Problem details -> State the number of lines in the material below that have "nossos" in them, without any other text.

[Dataset entries]
════

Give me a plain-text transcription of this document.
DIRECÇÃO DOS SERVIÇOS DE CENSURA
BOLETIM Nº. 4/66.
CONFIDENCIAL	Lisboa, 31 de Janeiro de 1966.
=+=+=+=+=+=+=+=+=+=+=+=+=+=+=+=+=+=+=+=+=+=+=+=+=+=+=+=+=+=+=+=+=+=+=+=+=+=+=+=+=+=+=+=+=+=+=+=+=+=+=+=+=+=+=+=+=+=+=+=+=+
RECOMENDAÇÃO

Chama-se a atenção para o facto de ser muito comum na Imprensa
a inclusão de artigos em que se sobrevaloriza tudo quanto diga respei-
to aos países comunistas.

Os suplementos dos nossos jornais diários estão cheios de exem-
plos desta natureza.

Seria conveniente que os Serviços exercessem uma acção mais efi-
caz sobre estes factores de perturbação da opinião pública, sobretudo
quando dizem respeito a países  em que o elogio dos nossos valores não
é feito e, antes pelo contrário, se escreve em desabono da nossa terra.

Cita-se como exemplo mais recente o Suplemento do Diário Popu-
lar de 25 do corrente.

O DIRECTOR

════

Output -> 2